_WRITTEN PROBLEM_.
Reproduce the listing word for word, leaving every picture behind.

_PROVIDED DATA_.
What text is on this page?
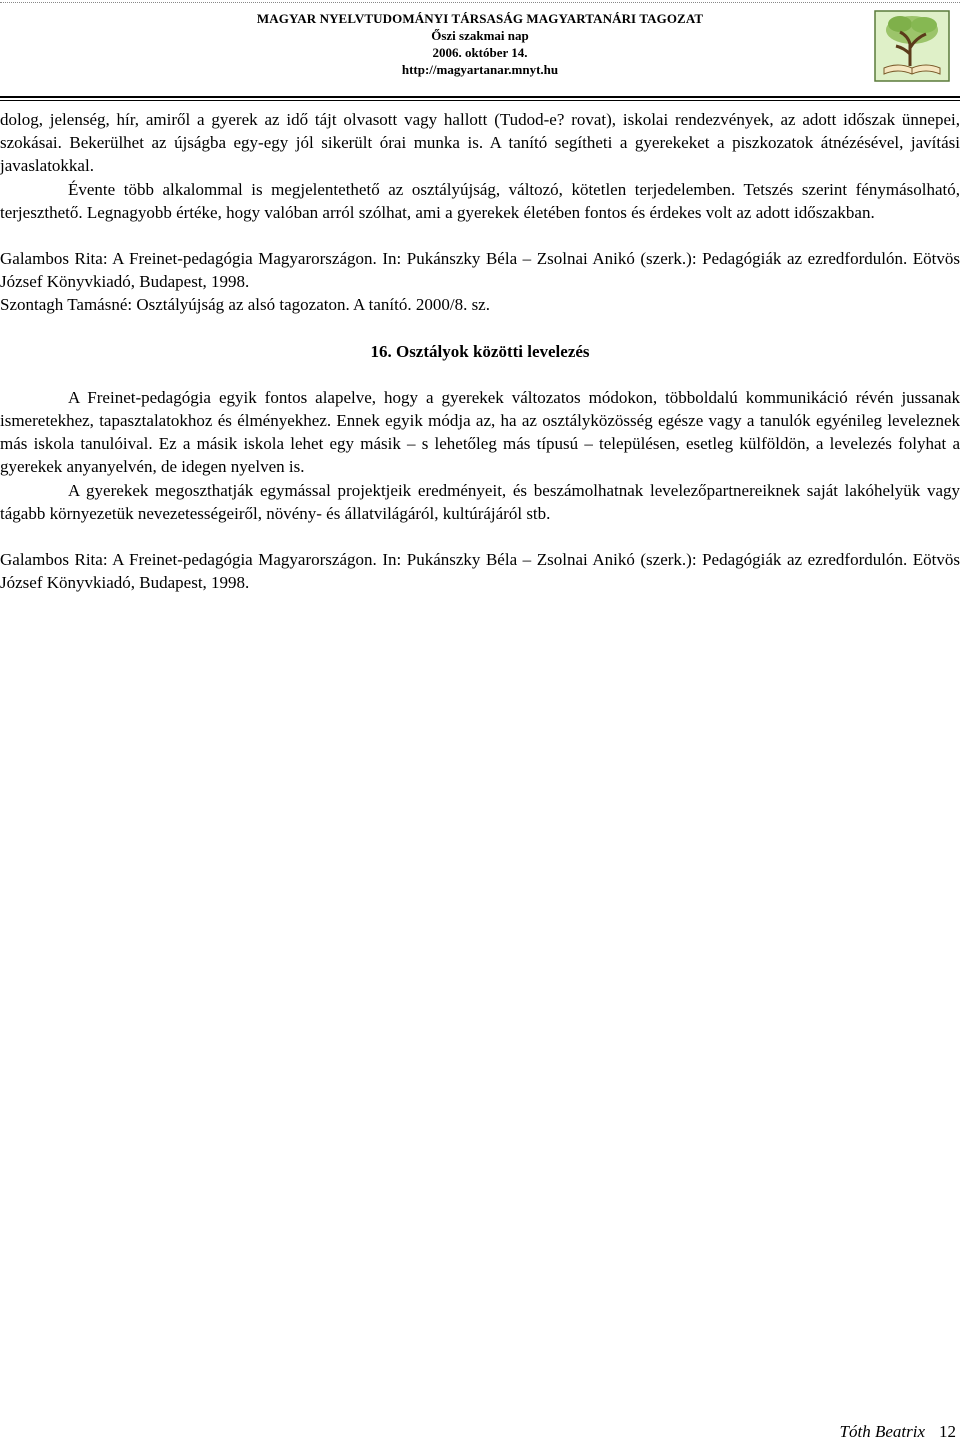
MAGYAR NYELVTUDOMÁNYI TÁRSASÁG MAGYARTANÁRI TAGOZAT
Őszi szakmai nap
2006. október 14.
http://magyartanar.mnyt.hu

dolog, jelenség, hír, amiről a gyerek az idő tájt olvasott vagy hallott (Tudod-e? rovat), iskolai rendezvények, az adott időszak ünnepei, szokásai. Bekerülhet az újságba egy-egy jól sikerült órai munka is. A tanító segítheti a gyerekeket a piszkozatok átnézésével, javítási javaslatokkal.

Évente több alkalommal is megjelentethető az osztályújság, változó, kötetlen terjedelemben. Tetszés szerint fénymásolható, terjeszthető. Legnagyobb értéke, hogy valóban arról szólhat, ami a gyerekek életében fontos és érdekes volt az adott időszakban.

Galambos Rita: A Freinet-pedagógia Magyarországon. In: Pukánszky Béla – Zsolnai Anikó (szerk.): Pedagógiák az ezredfordulón. Eötvös József Könyvkiadó, Budapest, 1998.

Szontagh Tamásné: Osztályújság az alsó tagozaton. A tanító. 2000/8. sz.

16. Osztályok közötti levelezés

A Freinet-pedagógia egyik fontos alapelve, hogy a gyerekek változatos módokon, többoldalú kommunikáció révén jussanak ismeretekhez, tapasztalatokhoz és élményekhez. Ennek egyik módja az, ha az osztályközösség egésze vagy a tanulók egyénileg leveleznek más iskola tanulóival. Ez a másik iskola lehet egy másik – s lehetőleg más típusú – településen, esetleg külföldön, a levelezés folyhat a gyerekek anyanyelvén, de idegen nyelven is.

A gyerekek megoszthatják egymással projektjeik eredményeit, és beszámolhatnak levelezőpartnereiknek saját lakóhelyük vagy tágabb környezetük nevezetességeiről, növény- és állatvilágáról, kultúrájáról stb.

Galambos Rita: A Freinet-pedagógia Magyarországon. In: Pukánszky Béla – Zsolnai Anikó (szerk.): Pedagógiák az ezredfordulón. Eötvös József Könyvkiadó, Budapest, 1998.

Tóth Beatrix 12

_ANSWER TO THE TASK_.
What text is on this page?
MAGYAR NYELVTUDOMÁNYI TÁRSASÁG MAGYARTANÁRI TAGOZAT
Őszi szakmai nap
2006. október 14.
http://magyartanar.mnyt.hu

dolog, jelenség, hír, amiről a gyerek az idő tájt olvasott vagy hallott (Tudod-e? rovat), iskolai rendezvények, az adott időszak ünnepei, szokásai. Bekerülhet az újságba egy-egy jól sikerült órai munka is. A tanító segítheti a gyerekeket a piszkozatok átnézésével, javítási javaslatokkal.

Évente több alkalommal is megjelentethető az osztályújság, változó, kötetlen terjedelemben. Tetszés szerint fénymásolható, terjeszthető. Legnagyobb értéke, hogy valóban arról szólhat, ami a gyerekek életében fontos és érdekes volt az adott időszakban.

Galambos Rita: A Freinet-pedagógia Magyarországon. In: Pukánszky Béla – Zsolnai Anikó (szerk.): Pedagógiák az ezredfordulón. Eötvös József Könyvkiadó, Budapest, 1998.

Szontagh Tamásné: Osztályújság az alsó tagozaton. A tanító. 2000/8. sz.

16. Osztályok közötti levelezés

A Freinet-pedagógia egyik fontos alapelve, hogy a gyerekek változatos módokon, többoldalú kommunikáció révén jussanak ismeretekhez, tapasztalatokhoz és élményekhez. Ennek egyik módja az, ha az osztályközösség egésze vagy a tanulók egyénileg leveleznek más iskola tanulóival. Ez a másik iskola lehet egy másik – s lehetőleg más típusú – településen, esetleg külföldön, a levelezés folyhat a gyerekek anyanyelvén, de idegen nyelven is.

A gyerekek megoszthatják egymással projektjeik eredményeit, és beszámolhatnak levelezőpartnereiknek saját lakóhelyük vagy tágabb környezetük nevezetességeiről, növény- és állatvilágáról, kultúrájáról stb.

Galambos Rita: A Freinet-pedagógia Magyarországon. In: Pukánszky Béla – Zsolnai Anikó (szerk.): Pedagógiák az ezredfordulón. Eötvös József Könyvkiadó, Budapest, 1998.

Tóth Beatrix 12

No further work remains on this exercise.